**Task details**: Filter out every line below that lacks "kunna", and copy the rest.

(Data extracted from a collection)
*** Block opens ***
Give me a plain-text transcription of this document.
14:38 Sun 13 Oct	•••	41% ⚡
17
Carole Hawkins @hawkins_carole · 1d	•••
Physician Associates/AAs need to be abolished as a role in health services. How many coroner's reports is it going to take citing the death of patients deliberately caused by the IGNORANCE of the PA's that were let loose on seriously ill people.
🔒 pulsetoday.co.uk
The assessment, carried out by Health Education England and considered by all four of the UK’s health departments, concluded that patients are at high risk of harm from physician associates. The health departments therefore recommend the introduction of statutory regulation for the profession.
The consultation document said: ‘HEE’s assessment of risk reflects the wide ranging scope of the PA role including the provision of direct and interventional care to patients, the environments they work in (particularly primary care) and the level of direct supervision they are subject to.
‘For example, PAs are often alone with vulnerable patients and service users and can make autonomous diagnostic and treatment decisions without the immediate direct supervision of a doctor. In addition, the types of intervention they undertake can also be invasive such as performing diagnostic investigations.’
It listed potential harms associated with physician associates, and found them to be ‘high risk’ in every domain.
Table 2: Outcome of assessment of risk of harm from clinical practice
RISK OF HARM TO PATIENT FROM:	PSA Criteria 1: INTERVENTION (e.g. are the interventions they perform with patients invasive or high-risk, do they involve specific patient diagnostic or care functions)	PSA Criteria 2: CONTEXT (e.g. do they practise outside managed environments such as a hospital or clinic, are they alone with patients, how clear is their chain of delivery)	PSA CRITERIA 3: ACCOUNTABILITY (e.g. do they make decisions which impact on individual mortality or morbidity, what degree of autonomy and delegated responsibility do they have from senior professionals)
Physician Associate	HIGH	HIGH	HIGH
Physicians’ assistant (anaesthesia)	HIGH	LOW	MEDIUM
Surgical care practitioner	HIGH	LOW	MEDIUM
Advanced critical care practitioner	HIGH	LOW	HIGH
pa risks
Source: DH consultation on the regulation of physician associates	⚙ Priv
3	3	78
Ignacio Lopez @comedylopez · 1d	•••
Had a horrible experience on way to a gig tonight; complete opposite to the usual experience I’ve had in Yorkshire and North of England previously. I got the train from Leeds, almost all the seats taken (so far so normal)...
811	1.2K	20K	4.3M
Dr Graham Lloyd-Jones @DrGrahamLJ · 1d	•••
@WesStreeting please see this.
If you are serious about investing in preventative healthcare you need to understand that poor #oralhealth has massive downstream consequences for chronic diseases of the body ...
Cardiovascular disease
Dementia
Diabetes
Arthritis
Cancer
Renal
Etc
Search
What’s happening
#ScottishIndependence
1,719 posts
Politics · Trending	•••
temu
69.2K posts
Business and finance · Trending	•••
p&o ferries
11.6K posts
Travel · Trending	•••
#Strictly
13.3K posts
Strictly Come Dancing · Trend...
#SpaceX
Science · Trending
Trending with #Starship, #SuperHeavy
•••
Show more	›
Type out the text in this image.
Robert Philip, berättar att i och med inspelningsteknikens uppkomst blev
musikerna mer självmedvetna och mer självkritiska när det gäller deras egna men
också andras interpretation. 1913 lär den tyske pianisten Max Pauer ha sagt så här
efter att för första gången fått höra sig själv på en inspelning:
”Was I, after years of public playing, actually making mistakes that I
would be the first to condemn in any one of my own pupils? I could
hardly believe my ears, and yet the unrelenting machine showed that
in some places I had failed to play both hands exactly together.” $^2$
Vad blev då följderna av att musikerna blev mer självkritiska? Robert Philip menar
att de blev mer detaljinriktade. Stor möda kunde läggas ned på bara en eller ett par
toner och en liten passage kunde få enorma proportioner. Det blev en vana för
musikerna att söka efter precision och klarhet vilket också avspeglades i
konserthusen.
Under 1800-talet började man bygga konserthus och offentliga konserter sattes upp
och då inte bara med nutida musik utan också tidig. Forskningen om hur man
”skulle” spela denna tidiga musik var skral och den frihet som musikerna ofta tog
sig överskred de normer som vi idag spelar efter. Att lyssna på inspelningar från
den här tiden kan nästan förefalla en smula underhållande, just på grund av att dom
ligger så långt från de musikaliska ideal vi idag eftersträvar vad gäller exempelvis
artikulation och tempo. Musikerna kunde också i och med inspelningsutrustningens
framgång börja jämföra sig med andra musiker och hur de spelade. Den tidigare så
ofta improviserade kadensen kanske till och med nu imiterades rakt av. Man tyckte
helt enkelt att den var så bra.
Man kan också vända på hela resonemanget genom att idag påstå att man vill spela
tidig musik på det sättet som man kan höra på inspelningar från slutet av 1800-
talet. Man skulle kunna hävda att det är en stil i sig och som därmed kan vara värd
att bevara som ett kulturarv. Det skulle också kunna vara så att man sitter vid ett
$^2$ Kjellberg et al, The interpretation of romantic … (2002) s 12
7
*** Block closes ***
**Solution to this exercise**:
talet. Man skulle kunna hävda att det är en stil i sig och som därmed kan vara värd
att bevara som ett kulturarv. Det skulle också kunna vara så att man sitter vid ett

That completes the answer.